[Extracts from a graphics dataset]
* * * * * * *

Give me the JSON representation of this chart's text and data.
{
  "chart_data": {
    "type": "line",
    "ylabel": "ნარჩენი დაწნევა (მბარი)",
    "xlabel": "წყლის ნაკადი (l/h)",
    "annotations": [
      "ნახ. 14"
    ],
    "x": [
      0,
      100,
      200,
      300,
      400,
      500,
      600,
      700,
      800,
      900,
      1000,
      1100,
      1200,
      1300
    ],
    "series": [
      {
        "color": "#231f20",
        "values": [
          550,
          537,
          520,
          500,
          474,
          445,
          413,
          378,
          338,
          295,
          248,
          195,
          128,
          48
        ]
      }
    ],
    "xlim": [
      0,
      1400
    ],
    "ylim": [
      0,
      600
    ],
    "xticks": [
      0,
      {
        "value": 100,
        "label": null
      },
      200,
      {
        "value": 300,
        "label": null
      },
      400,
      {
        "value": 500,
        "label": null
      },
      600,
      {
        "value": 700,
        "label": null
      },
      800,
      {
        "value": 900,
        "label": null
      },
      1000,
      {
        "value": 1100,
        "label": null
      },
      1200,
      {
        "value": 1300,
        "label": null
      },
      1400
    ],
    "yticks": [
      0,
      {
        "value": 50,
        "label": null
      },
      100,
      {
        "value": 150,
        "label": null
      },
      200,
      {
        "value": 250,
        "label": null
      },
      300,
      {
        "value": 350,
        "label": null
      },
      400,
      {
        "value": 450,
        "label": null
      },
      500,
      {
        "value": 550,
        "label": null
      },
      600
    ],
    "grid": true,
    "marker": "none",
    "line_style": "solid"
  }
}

* * * * * * *

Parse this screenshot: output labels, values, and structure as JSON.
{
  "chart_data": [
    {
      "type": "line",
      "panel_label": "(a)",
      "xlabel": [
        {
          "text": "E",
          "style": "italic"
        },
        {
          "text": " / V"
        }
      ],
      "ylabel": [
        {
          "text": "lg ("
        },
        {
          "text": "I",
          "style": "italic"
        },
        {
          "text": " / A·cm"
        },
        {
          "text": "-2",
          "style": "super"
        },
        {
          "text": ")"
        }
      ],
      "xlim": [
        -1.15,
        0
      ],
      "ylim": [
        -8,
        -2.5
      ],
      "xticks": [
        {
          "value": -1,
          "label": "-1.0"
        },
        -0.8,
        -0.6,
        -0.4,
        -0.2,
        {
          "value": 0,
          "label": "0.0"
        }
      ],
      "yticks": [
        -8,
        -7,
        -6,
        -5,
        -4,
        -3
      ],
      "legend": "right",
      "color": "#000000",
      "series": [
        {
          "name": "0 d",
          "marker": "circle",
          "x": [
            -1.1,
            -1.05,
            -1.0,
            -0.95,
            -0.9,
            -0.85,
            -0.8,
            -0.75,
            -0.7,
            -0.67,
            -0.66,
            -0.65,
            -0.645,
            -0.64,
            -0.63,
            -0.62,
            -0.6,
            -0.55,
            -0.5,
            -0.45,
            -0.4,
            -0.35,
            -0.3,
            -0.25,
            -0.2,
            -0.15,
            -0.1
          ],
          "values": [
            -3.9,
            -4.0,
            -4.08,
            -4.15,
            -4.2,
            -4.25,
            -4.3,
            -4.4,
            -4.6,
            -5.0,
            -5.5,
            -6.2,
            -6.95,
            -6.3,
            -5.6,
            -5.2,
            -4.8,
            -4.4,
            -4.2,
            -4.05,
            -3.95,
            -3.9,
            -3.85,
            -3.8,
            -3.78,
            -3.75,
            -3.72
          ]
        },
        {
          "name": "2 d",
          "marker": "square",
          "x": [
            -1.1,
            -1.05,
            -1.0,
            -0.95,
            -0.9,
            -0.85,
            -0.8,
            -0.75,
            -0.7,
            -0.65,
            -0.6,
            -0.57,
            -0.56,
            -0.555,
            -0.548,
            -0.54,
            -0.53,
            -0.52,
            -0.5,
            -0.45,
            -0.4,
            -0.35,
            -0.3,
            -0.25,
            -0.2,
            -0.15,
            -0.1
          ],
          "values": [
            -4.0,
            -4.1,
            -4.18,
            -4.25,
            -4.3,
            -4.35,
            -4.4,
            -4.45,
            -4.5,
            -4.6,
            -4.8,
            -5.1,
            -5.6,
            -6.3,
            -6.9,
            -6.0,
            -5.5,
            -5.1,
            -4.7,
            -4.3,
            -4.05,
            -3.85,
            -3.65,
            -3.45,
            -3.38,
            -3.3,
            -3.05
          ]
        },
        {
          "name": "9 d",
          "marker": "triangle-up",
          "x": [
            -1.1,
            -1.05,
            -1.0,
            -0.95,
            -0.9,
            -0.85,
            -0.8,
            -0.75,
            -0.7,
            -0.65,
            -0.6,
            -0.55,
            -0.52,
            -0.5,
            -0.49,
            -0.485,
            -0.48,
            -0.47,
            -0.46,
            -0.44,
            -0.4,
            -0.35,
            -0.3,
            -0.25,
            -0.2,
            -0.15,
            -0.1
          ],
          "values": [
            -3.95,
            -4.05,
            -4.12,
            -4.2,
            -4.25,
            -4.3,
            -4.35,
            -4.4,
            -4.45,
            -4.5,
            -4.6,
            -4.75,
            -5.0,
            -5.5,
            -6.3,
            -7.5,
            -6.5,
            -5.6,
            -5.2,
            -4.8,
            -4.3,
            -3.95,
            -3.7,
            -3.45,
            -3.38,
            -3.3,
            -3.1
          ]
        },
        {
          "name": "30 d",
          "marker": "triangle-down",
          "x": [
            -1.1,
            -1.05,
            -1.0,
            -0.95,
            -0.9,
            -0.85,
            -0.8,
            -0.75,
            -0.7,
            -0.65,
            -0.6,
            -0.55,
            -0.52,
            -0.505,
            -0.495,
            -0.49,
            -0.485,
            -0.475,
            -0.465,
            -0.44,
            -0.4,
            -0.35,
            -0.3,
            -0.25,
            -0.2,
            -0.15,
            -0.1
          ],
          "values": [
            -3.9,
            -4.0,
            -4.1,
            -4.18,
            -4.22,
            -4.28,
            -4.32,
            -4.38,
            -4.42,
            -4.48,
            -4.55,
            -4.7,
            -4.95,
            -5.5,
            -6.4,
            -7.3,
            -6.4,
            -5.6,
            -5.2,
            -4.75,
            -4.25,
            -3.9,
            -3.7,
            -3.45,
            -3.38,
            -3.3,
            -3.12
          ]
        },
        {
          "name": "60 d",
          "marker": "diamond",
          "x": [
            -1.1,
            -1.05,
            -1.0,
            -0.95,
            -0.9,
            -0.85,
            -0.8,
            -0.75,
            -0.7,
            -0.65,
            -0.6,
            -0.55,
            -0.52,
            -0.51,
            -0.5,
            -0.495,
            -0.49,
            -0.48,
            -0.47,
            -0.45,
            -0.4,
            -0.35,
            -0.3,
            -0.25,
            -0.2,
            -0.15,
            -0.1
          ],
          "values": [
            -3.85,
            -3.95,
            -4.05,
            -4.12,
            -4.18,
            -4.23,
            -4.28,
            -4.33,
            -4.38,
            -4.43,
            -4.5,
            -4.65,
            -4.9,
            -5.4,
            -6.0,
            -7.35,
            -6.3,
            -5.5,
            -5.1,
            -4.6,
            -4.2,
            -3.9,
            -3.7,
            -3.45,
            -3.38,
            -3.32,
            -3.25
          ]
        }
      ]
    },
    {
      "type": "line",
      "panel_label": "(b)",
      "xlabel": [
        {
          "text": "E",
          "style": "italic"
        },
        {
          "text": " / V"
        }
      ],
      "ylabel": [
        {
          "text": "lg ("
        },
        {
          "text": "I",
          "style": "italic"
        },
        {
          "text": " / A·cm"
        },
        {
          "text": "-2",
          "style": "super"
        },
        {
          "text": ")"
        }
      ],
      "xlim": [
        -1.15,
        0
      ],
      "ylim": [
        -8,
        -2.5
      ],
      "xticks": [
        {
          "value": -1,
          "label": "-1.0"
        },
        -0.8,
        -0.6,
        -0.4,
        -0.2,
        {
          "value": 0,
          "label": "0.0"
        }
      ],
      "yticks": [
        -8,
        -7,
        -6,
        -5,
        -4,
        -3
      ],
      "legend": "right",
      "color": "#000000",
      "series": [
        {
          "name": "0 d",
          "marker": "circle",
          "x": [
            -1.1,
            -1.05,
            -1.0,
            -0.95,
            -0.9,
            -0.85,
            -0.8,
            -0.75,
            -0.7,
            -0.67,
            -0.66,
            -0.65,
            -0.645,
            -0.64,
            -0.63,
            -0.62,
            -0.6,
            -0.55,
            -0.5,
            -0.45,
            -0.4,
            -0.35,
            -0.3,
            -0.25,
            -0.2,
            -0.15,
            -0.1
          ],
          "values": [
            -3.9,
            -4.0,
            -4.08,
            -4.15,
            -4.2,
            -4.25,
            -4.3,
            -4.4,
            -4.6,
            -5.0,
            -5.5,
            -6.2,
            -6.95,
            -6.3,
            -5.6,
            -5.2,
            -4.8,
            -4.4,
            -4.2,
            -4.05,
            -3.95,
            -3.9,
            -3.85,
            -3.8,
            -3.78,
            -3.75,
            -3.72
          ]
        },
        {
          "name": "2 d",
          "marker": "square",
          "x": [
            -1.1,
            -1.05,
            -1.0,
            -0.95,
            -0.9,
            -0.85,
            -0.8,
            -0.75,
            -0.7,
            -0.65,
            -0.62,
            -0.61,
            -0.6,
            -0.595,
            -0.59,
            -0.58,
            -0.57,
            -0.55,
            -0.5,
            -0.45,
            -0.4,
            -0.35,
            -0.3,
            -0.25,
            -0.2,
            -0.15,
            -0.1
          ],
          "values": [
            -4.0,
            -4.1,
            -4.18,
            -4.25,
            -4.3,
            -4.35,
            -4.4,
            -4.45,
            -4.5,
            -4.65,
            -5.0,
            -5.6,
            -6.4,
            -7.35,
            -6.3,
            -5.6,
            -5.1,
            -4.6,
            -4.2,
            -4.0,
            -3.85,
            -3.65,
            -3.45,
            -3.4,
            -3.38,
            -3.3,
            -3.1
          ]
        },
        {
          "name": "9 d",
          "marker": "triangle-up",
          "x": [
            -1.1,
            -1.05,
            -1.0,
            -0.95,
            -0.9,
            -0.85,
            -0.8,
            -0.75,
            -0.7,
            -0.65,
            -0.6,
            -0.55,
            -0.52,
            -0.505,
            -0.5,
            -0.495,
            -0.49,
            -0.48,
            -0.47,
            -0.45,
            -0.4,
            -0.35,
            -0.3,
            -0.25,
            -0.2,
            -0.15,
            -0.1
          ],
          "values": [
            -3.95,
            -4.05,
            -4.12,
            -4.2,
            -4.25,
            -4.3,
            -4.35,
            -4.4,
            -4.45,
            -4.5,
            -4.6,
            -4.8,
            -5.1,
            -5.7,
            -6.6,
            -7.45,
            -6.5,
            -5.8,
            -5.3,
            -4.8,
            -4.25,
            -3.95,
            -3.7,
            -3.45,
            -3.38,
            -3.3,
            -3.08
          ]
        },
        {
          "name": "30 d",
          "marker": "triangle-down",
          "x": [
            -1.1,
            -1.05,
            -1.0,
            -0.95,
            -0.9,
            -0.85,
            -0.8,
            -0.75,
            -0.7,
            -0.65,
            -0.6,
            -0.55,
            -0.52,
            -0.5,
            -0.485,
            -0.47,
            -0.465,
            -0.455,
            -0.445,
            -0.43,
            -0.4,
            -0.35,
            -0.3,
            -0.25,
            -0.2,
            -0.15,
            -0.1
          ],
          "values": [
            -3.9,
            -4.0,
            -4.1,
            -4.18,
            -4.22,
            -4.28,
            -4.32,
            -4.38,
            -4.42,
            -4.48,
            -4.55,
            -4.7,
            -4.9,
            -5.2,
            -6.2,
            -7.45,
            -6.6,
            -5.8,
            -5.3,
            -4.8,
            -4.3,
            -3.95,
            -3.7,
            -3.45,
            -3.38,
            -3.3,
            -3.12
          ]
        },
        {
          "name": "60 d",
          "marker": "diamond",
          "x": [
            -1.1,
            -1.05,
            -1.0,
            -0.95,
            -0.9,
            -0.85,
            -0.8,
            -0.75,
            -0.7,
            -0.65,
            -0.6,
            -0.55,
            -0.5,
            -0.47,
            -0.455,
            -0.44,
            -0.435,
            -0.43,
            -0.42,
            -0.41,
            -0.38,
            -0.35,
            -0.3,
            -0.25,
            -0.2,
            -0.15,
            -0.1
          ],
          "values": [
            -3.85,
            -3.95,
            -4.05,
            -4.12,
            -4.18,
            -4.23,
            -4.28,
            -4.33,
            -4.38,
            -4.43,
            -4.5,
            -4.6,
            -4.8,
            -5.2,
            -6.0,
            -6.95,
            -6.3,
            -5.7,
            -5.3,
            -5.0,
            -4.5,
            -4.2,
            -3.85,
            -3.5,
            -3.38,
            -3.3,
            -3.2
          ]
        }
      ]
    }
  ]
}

* * * * * * *

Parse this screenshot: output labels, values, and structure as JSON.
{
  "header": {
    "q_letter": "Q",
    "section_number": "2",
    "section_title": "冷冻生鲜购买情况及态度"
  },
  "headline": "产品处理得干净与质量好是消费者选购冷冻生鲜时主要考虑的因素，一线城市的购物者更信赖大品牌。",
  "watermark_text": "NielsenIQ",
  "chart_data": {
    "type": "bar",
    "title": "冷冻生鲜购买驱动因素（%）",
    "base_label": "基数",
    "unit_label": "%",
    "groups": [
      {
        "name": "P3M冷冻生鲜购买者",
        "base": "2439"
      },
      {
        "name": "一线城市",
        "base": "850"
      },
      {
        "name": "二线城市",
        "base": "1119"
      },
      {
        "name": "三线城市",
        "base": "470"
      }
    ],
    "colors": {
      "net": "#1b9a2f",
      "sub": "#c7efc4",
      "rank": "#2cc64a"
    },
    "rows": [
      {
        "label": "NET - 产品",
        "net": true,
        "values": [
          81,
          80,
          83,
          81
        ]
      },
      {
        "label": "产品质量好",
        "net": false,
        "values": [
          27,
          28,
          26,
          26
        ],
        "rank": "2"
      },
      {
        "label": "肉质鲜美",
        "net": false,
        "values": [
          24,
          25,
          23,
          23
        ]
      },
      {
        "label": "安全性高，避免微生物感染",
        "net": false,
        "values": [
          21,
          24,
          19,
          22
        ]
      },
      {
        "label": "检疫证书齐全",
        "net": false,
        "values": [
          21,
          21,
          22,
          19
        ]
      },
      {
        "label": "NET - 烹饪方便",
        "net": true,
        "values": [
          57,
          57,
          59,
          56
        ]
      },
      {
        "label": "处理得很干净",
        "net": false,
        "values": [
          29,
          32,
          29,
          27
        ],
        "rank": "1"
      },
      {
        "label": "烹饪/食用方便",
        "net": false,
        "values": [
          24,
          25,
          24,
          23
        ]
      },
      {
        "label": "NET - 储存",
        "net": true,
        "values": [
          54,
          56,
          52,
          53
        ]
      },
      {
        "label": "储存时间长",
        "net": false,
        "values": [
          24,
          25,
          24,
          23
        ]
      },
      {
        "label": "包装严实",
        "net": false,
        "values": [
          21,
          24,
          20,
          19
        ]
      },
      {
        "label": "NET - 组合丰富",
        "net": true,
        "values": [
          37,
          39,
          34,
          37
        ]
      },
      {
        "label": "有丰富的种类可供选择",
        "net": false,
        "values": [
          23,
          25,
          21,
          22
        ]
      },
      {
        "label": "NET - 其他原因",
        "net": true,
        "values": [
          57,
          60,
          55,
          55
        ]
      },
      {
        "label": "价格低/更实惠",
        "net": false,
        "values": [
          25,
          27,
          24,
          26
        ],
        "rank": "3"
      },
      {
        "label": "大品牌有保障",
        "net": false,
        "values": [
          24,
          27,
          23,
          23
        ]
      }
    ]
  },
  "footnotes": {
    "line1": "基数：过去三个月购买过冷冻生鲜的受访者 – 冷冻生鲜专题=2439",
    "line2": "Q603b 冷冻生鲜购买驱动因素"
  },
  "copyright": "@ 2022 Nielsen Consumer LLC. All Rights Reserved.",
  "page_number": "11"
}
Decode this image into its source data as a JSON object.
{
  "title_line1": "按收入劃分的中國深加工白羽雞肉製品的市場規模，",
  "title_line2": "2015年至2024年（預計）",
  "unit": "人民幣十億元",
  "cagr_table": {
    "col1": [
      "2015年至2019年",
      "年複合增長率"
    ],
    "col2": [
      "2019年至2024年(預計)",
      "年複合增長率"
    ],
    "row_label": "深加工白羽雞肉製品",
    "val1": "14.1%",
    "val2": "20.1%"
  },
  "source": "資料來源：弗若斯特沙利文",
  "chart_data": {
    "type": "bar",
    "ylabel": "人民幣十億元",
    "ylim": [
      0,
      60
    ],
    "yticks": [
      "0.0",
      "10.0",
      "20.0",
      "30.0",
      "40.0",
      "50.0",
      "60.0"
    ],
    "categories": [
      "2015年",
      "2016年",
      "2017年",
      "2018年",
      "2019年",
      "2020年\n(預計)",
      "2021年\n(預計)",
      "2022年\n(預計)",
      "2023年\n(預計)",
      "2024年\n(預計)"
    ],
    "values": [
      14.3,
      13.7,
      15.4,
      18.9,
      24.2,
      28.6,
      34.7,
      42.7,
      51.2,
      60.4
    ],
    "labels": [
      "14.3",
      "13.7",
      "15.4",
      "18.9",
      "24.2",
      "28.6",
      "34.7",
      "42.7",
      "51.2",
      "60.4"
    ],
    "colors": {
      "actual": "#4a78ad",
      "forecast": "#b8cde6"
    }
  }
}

* * * * * * *

▶ _What is being asked_
Find the lines of the material that hold the word "ylabel" and report their count alone.

▶ _Response to this task_
4